● Dataset records
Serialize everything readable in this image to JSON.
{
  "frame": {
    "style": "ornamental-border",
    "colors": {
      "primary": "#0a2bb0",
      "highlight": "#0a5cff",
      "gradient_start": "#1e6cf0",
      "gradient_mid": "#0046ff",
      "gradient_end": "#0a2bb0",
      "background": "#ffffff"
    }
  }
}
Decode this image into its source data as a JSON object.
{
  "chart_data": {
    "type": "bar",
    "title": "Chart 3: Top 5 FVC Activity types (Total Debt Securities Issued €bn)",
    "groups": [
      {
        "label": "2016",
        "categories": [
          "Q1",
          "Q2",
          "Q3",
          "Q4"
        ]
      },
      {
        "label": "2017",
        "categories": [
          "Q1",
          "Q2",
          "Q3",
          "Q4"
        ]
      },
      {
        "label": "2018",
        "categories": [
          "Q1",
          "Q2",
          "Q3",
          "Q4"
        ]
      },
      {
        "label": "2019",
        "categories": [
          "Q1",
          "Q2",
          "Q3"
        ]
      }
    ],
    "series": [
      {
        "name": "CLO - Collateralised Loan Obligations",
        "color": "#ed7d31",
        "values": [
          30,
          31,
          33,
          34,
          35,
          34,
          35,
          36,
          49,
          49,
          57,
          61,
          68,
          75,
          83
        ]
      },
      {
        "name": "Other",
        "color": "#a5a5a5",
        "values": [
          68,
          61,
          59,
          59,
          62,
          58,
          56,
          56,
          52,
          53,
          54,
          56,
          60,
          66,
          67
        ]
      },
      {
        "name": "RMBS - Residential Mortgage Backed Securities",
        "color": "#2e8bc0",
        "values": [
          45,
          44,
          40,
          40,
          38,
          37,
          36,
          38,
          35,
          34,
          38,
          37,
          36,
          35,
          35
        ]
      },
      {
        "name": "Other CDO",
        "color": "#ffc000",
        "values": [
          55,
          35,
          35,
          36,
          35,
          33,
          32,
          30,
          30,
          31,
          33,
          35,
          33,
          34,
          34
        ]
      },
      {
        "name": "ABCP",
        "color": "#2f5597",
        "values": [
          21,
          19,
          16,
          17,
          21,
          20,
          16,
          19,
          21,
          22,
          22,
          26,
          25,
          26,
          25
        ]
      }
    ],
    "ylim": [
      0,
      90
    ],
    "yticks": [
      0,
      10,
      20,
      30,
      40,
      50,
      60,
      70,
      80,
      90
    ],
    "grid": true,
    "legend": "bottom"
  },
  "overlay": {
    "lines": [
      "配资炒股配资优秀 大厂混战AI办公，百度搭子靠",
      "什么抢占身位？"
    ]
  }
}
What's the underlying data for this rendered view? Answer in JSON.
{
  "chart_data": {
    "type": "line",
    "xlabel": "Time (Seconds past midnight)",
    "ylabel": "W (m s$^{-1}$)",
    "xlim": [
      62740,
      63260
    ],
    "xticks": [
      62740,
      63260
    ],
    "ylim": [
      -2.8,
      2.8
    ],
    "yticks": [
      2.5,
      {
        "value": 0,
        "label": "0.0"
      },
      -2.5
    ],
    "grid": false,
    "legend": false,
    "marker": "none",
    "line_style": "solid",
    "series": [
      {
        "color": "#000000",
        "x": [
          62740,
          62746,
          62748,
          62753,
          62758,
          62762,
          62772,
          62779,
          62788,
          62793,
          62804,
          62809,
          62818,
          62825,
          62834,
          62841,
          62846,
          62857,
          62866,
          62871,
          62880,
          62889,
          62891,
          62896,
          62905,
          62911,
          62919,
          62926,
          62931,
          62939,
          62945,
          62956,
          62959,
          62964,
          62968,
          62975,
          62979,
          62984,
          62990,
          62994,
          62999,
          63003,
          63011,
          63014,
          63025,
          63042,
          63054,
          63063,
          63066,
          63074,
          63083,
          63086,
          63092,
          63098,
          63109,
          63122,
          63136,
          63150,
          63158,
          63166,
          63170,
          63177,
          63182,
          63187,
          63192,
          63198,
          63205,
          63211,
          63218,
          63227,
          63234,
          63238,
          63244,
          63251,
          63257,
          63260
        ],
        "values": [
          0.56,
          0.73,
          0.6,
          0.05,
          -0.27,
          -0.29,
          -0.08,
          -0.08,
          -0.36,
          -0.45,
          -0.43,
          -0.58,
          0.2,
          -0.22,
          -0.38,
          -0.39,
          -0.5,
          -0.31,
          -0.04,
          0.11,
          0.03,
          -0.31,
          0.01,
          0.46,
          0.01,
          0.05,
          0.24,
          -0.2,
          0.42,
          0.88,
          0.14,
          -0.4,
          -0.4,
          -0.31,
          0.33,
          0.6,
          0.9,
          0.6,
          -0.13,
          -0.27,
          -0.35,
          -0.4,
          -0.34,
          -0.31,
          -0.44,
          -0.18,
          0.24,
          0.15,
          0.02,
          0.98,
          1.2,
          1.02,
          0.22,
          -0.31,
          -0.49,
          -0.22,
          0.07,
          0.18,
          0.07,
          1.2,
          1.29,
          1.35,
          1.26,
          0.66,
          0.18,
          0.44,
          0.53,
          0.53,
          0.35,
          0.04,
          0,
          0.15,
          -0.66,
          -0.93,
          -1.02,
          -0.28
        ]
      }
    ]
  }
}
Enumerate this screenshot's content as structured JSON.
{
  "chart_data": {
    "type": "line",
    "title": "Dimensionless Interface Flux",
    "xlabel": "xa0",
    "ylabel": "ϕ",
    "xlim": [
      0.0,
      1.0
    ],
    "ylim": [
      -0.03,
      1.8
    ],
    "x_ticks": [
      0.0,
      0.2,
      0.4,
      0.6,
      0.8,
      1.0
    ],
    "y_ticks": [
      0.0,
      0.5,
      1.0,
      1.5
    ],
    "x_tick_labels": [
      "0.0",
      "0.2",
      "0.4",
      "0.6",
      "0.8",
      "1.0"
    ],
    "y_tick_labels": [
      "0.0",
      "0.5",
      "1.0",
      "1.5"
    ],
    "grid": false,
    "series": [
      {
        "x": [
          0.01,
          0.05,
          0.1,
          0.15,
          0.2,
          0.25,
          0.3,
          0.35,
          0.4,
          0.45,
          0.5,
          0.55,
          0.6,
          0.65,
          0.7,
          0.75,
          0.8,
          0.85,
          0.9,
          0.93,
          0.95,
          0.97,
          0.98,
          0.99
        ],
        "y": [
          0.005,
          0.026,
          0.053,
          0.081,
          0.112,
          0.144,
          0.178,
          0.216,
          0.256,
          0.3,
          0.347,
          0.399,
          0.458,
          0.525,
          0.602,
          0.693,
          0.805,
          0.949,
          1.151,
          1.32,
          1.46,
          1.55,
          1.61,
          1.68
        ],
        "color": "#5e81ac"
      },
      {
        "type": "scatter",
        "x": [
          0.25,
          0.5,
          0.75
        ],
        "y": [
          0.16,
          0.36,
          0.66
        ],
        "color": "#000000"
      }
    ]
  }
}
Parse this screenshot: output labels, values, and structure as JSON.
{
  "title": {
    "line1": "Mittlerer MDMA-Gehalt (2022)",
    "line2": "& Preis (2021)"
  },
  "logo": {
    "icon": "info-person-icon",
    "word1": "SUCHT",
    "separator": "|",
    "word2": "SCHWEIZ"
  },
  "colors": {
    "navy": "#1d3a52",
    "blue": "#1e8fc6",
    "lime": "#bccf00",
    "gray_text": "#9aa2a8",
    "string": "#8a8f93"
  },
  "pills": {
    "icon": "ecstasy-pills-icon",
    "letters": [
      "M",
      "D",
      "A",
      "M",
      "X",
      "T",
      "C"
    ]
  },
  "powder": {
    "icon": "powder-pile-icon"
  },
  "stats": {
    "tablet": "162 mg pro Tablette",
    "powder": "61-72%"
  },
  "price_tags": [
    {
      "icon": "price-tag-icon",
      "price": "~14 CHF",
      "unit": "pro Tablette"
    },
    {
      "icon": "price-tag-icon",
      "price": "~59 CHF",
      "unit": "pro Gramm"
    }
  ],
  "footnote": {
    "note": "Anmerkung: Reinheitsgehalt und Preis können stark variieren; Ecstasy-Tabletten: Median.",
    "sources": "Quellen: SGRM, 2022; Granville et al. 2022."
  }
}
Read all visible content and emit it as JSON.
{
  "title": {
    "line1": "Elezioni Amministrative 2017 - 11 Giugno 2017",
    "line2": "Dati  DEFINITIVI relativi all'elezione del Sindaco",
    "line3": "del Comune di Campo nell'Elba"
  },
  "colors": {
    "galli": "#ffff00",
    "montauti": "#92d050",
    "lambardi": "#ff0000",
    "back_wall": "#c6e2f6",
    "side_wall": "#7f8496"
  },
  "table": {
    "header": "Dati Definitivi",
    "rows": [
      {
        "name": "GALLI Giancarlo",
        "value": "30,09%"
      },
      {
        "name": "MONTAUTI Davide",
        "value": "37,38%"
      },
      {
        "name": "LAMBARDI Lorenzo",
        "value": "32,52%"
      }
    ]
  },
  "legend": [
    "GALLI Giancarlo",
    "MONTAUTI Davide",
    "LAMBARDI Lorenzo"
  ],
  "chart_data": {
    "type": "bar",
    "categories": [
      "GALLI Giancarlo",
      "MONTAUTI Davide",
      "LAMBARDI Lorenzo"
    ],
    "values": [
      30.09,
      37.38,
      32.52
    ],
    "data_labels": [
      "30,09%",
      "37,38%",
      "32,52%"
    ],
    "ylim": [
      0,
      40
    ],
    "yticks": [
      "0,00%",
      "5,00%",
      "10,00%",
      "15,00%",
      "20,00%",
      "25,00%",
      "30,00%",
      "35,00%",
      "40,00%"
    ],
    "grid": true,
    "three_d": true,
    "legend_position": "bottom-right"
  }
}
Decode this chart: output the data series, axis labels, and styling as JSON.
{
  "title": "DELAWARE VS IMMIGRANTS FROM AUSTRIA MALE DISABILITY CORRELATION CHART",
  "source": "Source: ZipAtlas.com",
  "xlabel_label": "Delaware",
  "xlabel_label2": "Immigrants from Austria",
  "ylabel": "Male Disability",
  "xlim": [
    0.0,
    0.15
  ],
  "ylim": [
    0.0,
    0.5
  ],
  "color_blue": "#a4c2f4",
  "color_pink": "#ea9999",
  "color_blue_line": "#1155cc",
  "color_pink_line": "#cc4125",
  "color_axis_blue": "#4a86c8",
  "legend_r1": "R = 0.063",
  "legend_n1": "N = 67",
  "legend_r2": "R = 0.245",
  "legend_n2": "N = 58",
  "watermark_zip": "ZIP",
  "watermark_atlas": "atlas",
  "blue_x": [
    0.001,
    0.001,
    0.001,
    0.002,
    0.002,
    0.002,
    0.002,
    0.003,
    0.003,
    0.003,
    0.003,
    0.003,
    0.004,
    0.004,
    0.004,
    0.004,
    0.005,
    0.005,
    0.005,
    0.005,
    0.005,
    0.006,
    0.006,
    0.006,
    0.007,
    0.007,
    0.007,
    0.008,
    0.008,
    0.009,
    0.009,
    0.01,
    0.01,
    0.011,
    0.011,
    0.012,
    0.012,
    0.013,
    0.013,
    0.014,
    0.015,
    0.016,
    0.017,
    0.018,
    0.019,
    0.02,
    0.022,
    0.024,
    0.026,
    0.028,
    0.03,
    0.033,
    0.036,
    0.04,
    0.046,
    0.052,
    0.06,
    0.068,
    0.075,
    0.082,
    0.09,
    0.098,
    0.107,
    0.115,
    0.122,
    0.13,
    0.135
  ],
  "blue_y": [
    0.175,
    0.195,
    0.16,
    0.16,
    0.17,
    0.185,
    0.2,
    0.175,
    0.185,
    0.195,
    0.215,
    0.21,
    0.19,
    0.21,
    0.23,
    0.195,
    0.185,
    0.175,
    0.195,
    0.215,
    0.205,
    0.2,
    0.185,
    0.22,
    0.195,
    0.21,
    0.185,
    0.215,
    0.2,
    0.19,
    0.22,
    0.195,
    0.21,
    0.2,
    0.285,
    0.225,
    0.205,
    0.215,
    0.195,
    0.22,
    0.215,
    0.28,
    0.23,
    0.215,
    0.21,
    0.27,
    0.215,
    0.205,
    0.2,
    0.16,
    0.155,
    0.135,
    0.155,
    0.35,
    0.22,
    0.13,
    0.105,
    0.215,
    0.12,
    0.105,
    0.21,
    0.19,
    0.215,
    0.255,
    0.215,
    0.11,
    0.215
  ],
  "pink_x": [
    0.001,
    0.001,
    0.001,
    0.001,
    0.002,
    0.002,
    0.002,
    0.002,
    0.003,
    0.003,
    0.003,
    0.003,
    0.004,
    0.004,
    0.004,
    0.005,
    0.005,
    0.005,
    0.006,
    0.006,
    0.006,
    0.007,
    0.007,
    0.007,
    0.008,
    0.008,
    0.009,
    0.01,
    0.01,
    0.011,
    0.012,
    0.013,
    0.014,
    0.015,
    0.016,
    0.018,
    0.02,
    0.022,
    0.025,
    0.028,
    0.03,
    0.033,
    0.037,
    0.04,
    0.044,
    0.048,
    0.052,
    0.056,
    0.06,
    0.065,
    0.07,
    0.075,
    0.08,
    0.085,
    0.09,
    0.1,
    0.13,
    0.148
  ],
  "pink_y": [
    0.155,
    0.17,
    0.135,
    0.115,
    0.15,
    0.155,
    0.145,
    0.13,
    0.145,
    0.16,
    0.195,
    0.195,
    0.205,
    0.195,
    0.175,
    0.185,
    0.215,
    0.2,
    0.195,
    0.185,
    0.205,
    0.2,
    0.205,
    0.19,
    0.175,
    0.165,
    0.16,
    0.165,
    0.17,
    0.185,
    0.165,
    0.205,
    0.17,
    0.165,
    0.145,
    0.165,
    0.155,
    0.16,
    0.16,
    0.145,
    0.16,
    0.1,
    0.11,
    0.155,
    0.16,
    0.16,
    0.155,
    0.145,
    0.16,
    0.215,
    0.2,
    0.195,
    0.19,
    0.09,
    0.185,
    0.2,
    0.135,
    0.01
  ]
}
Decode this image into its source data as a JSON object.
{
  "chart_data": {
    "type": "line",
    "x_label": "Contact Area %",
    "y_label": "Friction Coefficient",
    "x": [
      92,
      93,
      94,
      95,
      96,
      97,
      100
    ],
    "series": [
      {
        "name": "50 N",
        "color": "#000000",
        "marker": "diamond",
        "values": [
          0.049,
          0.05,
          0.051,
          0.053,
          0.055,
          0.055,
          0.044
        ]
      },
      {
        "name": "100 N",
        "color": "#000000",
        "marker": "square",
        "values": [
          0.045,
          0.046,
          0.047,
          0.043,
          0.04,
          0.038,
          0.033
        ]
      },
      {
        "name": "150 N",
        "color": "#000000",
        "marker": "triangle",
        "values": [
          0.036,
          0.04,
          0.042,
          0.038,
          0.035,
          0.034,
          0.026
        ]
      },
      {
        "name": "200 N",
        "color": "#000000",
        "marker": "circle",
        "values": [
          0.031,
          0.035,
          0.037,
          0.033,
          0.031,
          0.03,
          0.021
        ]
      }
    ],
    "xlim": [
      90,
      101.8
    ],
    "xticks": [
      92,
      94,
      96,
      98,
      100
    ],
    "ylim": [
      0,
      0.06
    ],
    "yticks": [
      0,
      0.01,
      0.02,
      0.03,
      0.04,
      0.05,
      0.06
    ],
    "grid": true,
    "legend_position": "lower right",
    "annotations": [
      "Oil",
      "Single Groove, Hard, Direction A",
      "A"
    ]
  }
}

● To be done
Some lines of the data above may hold the word "marker"; report how many do, and nothing else.

● Answer for the task
5